▸ **Exercise materials**:
= = = = =

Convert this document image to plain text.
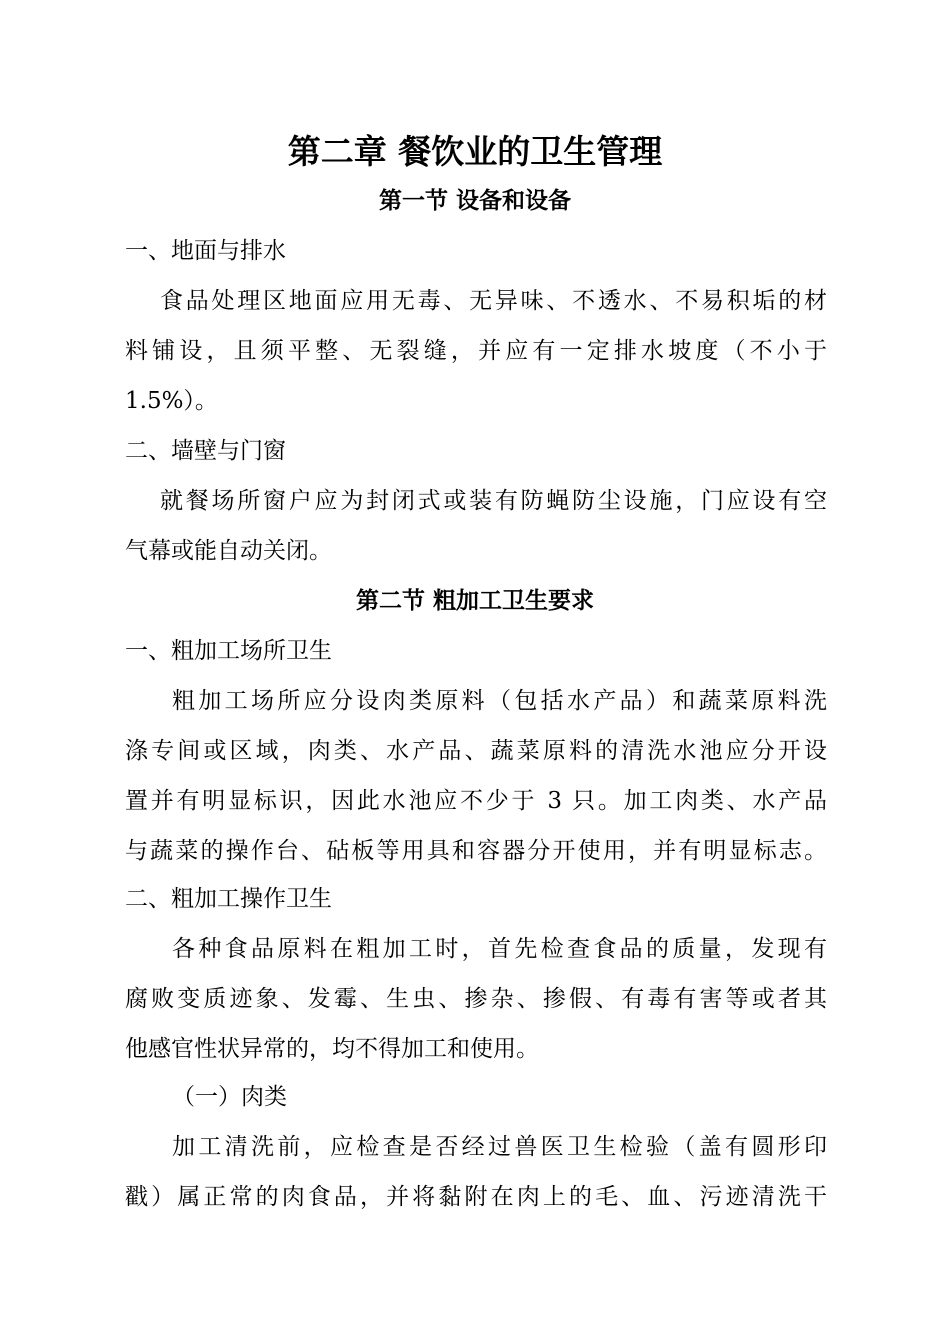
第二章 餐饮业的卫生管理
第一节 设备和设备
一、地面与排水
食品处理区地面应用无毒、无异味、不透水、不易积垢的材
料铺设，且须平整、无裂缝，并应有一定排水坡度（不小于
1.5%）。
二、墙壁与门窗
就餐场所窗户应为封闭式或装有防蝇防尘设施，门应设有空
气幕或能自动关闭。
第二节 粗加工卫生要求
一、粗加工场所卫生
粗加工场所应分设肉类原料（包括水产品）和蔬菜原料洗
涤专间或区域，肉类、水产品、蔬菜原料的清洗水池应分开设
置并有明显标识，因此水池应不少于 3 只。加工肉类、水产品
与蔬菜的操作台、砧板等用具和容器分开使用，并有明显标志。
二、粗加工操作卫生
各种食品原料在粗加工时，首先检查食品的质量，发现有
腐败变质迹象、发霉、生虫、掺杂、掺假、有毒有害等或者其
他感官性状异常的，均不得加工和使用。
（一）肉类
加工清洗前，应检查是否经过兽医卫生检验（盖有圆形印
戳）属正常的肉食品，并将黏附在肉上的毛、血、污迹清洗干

= = = = =

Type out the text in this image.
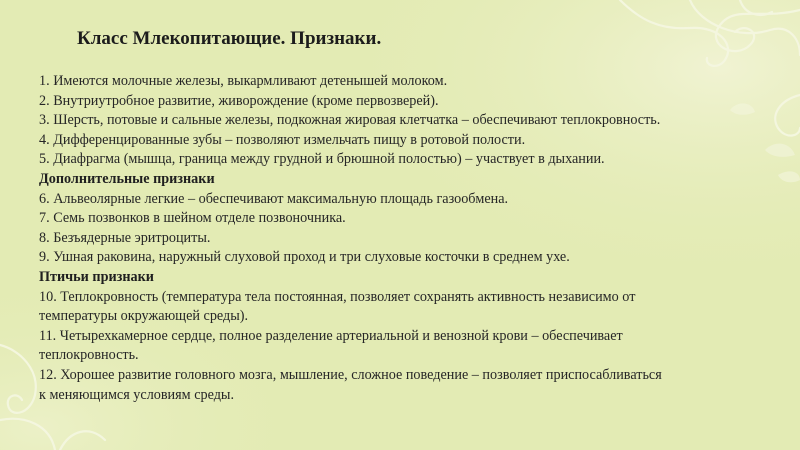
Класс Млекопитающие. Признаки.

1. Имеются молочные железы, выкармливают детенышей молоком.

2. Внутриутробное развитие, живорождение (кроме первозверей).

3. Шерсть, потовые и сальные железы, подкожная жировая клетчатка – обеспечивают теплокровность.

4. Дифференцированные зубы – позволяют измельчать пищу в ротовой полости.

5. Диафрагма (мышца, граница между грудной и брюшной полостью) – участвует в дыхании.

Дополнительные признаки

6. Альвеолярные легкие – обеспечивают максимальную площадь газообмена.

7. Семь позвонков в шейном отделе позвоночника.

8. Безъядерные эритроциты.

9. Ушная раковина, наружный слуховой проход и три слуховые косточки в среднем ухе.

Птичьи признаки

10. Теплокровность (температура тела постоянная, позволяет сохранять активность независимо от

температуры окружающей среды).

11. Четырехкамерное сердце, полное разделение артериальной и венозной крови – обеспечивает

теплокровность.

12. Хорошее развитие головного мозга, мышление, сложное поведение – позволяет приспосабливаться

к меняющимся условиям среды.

= = = = =

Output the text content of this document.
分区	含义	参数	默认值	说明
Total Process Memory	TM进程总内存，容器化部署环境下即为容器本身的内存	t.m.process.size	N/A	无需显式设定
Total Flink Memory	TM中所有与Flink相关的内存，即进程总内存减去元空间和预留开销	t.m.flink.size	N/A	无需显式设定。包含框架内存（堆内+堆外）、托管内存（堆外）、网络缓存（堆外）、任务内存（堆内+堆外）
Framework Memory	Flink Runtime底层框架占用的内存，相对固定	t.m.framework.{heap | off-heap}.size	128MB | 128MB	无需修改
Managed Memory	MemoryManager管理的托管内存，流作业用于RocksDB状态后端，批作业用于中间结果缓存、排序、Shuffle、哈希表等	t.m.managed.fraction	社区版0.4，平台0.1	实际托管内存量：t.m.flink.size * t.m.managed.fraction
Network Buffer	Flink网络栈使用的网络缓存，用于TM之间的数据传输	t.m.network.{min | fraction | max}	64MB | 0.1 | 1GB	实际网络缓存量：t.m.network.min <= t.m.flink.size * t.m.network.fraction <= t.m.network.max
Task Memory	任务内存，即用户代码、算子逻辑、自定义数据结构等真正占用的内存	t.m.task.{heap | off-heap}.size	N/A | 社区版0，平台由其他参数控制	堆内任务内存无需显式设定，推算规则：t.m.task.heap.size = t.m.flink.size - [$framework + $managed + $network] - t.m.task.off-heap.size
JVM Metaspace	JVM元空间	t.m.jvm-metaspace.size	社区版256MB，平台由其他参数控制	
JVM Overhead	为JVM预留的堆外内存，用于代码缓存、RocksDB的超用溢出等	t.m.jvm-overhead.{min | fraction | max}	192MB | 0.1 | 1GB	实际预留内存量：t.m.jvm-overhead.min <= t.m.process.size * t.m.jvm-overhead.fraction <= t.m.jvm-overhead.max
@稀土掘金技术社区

= = = = =

▸ **What you have to do**: Scan the entries above for the word "heap" and collect each line holding it.

▸ **Solved problem**:
Framework Memory	Flink Runtime底层框架占用的内存，相对固定	t.m.framework.{heap | off-heap}.size	128MB | 128MB	无需修改
Task Memory	任务内存，即用户代码、算子逻辑、自定义数据结构等真正占用的内存	t.m.task.{heap | off-heap}.size	N/A | 社区版0，平台由其他参数控制	堆内任务内存无需显式设定，推算规则：t.m.task.heap.size = t.m.flink.size - [$framework + $managed + $network] - t.m.task.off-heap.size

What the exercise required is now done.